◆ **Problem to solve**:
In the records below, find each line containing the word "enligt" and copy it.

(Extracted records)
* * * * *
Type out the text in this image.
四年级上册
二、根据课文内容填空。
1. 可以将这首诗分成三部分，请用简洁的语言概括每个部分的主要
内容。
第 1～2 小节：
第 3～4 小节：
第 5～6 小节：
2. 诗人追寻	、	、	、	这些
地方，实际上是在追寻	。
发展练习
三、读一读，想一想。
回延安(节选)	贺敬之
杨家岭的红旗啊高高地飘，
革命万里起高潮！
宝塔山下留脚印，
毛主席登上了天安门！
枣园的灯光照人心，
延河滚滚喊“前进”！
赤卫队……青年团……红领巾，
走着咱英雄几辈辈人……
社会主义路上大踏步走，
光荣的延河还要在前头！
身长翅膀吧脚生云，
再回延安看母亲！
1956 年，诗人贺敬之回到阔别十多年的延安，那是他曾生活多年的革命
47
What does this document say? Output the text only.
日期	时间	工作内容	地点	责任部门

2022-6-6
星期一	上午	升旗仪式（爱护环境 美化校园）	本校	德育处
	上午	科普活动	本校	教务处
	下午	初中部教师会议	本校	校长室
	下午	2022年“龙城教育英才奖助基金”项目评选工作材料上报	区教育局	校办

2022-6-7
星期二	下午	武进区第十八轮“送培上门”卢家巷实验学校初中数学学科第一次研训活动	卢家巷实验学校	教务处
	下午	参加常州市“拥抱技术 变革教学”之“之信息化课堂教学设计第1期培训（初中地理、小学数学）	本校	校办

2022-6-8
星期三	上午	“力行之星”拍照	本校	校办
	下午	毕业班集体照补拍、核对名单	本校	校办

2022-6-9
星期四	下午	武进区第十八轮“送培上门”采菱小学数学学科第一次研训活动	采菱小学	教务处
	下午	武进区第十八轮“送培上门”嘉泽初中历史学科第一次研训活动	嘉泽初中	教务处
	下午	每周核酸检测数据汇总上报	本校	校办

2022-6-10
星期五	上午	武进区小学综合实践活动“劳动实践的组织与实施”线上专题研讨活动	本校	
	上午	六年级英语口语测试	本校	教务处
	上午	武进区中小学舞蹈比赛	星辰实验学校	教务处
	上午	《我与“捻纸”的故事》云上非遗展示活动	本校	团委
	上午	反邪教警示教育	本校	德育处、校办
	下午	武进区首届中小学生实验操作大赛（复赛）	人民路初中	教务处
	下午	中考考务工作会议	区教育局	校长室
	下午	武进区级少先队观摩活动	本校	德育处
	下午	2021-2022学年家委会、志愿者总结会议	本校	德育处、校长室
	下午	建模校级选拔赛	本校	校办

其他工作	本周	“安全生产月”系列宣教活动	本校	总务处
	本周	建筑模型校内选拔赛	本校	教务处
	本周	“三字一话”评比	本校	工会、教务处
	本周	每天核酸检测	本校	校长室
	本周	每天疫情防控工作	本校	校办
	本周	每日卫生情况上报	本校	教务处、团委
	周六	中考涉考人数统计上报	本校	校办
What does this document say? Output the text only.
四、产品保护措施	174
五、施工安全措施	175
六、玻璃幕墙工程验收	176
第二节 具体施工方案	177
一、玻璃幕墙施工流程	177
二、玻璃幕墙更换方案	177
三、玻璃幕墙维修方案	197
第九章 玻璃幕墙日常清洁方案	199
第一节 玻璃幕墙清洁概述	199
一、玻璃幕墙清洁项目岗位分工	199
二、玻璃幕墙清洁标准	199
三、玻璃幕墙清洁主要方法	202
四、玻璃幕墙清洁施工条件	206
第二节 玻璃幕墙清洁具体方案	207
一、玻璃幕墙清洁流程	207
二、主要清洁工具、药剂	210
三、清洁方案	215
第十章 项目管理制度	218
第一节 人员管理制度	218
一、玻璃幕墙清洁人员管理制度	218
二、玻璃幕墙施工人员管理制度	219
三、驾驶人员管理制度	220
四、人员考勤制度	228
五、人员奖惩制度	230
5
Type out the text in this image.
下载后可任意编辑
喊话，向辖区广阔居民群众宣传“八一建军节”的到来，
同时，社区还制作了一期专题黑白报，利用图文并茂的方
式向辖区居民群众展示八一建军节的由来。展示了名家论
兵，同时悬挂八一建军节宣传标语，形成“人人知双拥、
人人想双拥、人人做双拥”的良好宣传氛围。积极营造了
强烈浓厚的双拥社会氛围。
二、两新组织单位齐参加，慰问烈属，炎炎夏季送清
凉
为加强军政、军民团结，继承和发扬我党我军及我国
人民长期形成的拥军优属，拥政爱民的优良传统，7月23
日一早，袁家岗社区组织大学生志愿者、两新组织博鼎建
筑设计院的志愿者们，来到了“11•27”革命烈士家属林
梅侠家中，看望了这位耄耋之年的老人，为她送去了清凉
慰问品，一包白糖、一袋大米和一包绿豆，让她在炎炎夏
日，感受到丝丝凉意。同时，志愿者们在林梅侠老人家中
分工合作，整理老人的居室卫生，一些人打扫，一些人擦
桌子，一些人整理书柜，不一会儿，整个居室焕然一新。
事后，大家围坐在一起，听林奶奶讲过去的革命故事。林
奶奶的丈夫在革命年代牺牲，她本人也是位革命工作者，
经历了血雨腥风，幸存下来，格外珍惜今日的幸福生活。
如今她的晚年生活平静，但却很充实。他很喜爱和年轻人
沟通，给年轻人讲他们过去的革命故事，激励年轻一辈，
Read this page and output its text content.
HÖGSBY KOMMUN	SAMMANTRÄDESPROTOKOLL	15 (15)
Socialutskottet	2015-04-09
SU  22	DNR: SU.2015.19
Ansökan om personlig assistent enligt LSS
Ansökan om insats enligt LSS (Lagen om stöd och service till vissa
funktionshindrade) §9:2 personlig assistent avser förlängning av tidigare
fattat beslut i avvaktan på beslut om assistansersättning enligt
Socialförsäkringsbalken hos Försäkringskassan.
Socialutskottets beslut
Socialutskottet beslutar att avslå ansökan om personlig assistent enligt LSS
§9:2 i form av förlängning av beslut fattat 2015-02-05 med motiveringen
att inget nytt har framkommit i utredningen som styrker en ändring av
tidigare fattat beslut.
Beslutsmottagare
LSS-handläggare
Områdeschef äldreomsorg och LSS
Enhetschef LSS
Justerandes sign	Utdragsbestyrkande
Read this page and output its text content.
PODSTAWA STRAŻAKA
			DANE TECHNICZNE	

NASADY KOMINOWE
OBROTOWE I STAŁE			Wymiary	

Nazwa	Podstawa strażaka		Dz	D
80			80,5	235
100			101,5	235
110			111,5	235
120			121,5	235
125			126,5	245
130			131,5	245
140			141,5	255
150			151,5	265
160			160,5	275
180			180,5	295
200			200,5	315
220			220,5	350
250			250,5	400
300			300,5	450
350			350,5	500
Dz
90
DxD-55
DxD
* * * * *
◆ **Solution to this exercise**:
Ansökan om personlig assistent enligt LSS
Ansökan om insats enligt LSS (Lagen om stöd och service till vissa
fattat beslut i avvaktan på beslut om assistansersättning enligt
Socialutskottet beslutar att avslå ansökan om personlig assistent enligt LSS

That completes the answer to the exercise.